* START Given data *
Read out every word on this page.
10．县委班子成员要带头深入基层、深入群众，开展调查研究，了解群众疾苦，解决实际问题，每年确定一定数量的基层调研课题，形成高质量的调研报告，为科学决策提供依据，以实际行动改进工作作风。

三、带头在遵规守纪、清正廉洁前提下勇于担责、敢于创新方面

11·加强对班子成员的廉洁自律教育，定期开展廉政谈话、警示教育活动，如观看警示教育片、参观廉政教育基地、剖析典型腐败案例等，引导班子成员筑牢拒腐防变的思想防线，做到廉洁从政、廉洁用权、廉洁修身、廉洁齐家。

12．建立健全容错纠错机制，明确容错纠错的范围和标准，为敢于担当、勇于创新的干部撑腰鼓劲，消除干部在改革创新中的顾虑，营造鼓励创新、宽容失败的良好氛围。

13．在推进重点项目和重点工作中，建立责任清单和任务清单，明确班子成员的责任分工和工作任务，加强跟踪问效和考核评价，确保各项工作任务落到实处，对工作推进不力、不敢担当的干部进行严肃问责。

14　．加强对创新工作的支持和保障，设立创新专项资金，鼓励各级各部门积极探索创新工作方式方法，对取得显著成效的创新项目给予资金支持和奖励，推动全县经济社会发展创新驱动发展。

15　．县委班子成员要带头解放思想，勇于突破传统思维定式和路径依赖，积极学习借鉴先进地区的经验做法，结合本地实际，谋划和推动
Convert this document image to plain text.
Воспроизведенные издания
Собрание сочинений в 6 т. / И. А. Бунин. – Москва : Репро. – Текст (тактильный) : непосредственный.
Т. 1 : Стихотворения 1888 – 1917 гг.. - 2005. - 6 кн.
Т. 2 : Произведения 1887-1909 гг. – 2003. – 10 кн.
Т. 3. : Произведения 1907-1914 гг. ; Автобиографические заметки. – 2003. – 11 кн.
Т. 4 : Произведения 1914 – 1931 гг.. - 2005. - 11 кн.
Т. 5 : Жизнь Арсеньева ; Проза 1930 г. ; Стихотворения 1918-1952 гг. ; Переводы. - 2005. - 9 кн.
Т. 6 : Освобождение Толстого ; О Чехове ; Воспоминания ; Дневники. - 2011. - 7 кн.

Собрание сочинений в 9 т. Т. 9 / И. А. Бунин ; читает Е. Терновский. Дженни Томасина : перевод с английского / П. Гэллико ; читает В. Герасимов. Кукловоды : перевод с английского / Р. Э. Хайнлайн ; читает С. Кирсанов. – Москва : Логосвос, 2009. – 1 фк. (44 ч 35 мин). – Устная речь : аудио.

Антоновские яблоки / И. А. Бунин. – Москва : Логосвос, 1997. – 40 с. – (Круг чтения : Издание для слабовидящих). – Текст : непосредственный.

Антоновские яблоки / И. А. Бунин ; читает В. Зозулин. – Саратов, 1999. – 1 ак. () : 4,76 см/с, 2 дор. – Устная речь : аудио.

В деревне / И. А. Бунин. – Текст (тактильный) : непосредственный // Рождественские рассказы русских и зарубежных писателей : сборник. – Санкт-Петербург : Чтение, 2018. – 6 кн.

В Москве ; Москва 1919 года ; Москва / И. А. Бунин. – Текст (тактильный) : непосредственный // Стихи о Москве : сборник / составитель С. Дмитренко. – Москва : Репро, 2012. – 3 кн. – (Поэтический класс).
* END Given data *
Extract the entries above verbatim.

Read out every word on this page.
10．县委班子成员要带头深入基层、深入群众，开展调查研究，了解群众疾苦，解决实际问题，每年确定一定数量的基层调研课题，形成高质量的调研报告，为科学决策提供依据，以实际行动改进工作作风。

三、带头在遵规守纪、清正廉洁前提下勇于担责、敢于创新方面

11·加强对班子成员的廉洁自律教育，定期开展廉政谈话、警示教育活动，如观看警示教育片、参观廉政教育基地、剖析典型腐败案例等，引导班子成员筑牢拒腐防变的思想防线，做到廉洁从政、廉洁用权、廉洁修身、廉洁齐家。

12．建立健全容错纠错机制，明确容错纠错的范围和标准，为敢于担当、勇于创新的干部撑腰鼓劲，消除干部在改革创新中的顾虑，营造鼓励创新、宽容失败的良好氛围。

13．在推进重点项目和重点工作中，建立责任清单和任务清单，明确班子成员的责任分工和工作任务，加强跟踪问效和考核评价，确保各项工作任务落到实处，对工作推进不力、不敢担当的干部进行严肃问责。

14　．加强对创新工作的支持和保障，设立创新专项资金，鼓励各级各部门积极探索创新工作方式方法，对取得显著成效的创新项目给予资金支持和奖励，推动全县经济社会发展创新驱动发展。

15　．县委班子成员要带头解放思想，勇于突破传统思维定式和路径依赖，积极学习借鉴先进地区的经验做法，结合本地实际，谋划和推动
Convert this document image to plain text.
Воспроизведенные издания
Собрание сочинений в 6 т. / И. А. Бунин. – Москва : Репро. – Текст (тактильный) : непосредственный.
Т. 1 : Стихотворения 1888 – 1917 гг.. - 2005. - 6 кн.
Т. 2 : Произведения 1887-1909 гг. – 2003. – 10 кн.
Т. 3. : Произведения 1907-1914 гг. ; Автобиографические заметки. – 2003. – 11 кн.
Т. 4 : Произведения 1914 – 1931 гг.. - 2005. - 11 кн.
Т. 5 : Жизнь Арсеньева ; Проза 1930 г. ; Стихотворения 1918-1952 гг. ; Переводы. - 2005. - 9 кн.
Т. 6 : Освобождение Толстого ; О Чехове ; Воспоминания ; Дневники. - 2011. - 7 кн.

Собрание сочинений в 9 т. Т. 9 / И. А. Бунин ; читает Е. Терновский. Дженни Томасина : перевод с английского / П. Гэллико ; читает В. Герасимов. Кукловоды : перевод с английского / Р. Э. Хайнлайн ; читает С. Кирсанов. – Москва : Логосвос, 2009. – 1 фк. (44 ч 35 мин). – Устная речь : аудио.

Антоновские яблоки / И. А. Бунин. – Москва : Логосвос, 1997. – 40 с. – (Круг чтения : Издание для слабовидящих). – Текст : непосредственный.

Антоновские яблоки / И. А. Бунин ; читает В. Зозулин. – Саратов, 1999. – 1 ак. () : 4,76 см/с, 2 дор. – Устная речь : аудио.

В деревне / И. А. Бунин. – Текст (тактильный) : непосредственный // Рождественские рассказы русских и зарубежных писателей : сборник. – Санкт-Петербург : Чтение, 2018. – 6 кн.

В Москве ; Москва 1919 года ; Москва / И. А. Бунин. – Текст (тактильный) : непосредственный // Стихи о Москве : сборник / составитель С. Дмитренко. – Москва : Репро, 2012. – 3 кн. – (Поэтический класс).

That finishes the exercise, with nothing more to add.